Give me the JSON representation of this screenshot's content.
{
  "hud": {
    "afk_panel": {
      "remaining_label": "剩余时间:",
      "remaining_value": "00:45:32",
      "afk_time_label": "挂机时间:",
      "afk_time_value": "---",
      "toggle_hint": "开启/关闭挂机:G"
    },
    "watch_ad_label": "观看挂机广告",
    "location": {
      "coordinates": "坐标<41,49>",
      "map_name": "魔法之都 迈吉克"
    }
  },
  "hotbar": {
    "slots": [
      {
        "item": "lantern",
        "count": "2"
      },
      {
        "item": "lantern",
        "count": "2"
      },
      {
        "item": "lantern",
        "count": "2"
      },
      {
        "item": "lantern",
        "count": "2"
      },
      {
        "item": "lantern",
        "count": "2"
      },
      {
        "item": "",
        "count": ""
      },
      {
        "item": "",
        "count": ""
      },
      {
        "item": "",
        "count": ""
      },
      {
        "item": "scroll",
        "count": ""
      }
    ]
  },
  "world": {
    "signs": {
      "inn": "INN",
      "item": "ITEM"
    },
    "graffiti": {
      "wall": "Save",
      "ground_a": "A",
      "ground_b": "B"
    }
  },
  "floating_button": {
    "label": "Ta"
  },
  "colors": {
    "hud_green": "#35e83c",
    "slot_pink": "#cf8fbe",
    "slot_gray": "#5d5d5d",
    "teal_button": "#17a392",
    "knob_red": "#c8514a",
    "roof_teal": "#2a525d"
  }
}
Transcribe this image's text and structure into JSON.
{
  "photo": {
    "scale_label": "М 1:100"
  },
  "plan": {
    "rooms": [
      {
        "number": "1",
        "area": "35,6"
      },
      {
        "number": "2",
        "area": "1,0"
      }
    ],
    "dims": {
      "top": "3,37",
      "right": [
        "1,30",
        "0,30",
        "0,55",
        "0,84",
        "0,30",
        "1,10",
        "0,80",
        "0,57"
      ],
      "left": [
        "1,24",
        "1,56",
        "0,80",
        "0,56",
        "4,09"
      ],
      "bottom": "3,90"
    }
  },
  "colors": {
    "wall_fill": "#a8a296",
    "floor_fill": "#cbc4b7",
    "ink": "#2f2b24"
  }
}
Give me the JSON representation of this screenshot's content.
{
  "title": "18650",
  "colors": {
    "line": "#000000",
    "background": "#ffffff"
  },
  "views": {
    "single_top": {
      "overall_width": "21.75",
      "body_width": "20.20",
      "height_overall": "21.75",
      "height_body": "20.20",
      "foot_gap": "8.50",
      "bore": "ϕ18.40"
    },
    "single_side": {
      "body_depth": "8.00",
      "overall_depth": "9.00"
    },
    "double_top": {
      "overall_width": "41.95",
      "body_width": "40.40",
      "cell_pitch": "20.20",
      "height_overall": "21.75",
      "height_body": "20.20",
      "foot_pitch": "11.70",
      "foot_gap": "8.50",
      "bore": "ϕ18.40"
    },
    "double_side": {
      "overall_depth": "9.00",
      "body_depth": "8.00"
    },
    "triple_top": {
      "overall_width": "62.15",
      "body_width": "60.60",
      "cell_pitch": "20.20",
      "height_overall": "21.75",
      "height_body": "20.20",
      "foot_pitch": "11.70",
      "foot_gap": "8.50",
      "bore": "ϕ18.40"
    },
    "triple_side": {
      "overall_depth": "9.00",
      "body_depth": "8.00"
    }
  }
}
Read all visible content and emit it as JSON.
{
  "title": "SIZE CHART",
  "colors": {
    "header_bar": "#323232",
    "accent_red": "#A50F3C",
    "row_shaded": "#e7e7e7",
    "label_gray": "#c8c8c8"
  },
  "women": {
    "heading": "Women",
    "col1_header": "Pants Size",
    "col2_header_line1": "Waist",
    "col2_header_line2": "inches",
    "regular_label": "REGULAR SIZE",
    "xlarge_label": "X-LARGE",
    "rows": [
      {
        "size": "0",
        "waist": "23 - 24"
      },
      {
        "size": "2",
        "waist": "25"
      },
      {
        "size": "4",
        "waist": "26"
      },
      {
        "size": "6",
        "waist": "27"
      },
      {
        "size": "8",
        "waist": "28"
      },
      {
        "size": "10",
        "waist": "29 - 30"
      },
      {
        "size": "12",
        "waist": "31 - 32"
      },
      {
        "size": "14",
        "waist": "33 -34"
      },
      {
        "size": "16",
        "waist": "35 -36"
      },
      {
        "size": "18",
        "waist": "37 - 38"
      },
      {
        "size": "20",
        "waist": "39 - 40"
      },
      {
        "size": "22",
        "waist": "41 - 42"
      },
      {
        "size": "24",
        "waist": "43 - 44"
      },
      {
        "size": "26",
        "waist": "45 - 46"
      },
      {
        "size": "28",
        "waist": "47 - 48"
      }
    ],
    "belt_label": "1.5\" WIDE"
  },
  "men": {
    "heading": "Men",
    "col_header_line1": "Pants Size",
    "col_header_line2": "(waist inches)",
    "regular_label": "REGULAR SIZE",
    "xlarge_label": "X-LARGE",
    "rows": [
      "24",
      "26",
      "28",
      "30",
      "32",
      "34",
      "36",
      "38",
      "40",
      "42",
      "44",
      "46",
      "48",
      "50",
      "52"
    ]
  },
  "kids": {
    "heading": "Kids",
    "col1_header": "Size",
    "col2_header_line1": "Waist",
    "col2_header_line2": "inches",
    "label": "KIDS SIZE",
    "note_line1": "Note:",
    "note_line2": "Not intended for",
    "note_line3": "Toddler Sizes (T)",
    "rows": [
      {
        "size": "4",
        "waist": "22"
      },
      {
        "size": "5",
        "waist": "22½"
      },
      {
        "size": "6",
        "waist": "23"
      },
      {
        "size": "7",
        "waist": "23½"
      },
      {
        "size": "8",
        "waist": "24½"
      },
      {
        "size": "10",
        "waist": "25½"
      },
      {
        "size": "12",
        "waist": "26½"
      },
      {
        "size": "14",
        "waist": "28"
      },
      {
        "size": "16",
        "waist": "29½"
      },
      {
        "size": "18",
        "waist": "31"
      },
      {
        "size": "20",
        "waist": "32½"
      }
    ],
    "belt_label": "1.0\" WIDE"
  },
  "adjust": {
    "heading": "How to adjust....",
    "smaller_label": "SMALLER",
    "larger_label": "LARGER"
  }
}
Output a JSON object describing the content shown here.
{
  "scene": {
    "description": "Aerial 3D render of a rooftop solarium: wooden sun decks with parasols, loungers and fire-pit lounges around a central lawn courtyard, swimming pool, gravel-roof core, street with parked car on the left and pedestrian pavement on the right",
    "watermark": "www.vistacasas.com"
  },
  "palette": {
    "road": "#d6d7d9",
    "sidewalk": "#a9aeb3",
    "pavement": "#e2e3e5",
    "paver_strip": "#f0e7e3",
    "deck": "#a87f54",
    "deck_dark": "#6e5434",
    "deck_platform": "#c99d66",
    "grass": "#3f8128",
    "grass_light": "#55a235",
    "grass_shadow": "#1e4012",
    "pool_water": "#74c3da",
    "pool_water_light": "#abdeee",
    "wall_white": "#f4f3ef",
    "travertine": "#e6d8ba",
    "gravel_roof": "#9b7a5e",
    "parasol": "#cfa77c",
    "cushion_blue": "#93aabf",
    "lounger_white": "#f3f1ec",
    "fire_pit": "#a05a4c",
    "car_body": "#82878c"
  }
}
════════════════════
**THE EXERCISE:** Search the data for the string "heading" and copy each line where it appears.

**WRITTEN ANSWER:**
    "heading": "Women",
    "heading": "Men",
    "heading": "Kids",
    "heading": "How to adjust....",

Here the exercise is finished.